**Material for the task:**
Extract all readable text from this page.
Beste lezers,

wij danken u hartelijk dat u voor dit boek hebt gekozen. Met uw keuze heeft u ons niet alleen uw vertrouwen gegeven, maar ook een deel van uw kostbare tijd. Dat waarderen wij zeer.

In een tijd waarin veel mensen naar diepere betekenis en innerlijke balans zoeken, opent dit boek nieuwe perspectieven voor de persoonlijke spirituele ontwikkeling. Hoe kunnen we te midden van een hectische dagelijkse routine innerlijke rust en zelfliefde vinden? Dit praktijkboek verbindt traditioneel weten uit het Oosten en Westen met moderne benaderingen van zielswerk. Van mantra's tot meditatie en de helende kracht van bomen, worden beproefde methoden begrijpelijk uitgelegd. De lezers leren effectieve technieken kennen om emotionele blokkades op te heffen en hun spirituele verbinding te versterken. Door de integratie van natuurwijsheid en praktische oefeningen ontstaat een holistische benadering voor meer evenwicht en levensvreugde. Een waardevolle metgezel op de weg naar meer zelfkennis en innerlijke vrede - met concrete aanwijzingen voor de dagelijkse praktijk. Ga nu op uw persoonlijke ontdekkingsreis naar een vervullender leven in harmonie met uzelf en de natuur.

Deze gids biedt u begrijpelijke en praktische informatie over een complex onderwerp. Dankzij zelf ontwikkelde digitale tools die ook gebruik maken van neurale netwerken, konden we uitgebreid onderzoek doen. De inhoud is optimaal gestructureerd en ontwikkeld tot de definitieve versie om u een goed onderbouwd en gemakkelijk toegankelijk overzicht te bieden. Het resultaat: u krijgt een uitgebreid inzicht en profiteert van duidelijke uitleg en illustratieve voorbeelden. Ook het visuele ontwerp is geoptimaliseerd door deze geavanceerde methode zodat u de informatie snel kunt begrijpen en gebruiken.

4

**Problem details:** Each entry must be reproduced verbatim.

**Reply:**
Extract all readable text from this page.
Beste lezers,

wij danken u hartelijk dat u voor dit boek hebt gekozen. Met uw keuze heeft u ons niet alleen uw vertrouwen gegeven, maar ook een deel van uw kostbare tijd. Dat waarderen wij zeer.

In een tijd waarin veel mensen naar diepere betekenis en innerlijke balans zoeken, opent dit boek nieuwe perspectieven voor de persoonlijke spirituele ontwikkeling. Hoe kunnen we te midden van een hectische dagelijkse routine innerlijke rust en zelfliefde vinden? Dit praktijkboek verbindt traditioneel weten uit het Oosten en Westen met moderne benaderingen van zielswerk. Van mantra's tot meditatie en de helende kracht van bomen, worden beproefde methoden begrijpelijk uitgelegd. De lezers leren effectieve technieken kennen om emotionele blokkades op te heffen en hun spirituele verbinding te versterken. Door de integratie van natuurwijsheid en praktische oefeningen ontstaat een holistische benadering voor meer evenwicht en levensvreugde. Een waardevolle metgezel op de weg naar meer zelfkennis en innerlijke vrede - met concrete aanwijzingen voor de dagelijkse praktijk. Ga nu op uw persoonlijke ontdekkingsreis naar een vervullender leven in harmonie met uzelf en de natuur.

Deze gids biedt u begrijpelijke en praktische informatie over een complex onderwerp. Dankzij zelf ontwikkelde digitale tools die ook gebruik maken van neurale netwerken, konden we uitgebreid onderzoek doen. De inhoud is optimaal gestructureerd en ontwikkeld tot de definitieve versie om u een goed onderbouwd en gemakkelijk toegankelijk overzicht te bieden. Het resultaat: u krijgt een uitgebreid inzicht en profiteert van duidelijke uitleg en illustratieve voorbeelden. Ook het visuele ontwerp is geoptimaliseerd door deze geavanceerde methode zodat u de informatie snel kunt begrijpen en gebruiken.

4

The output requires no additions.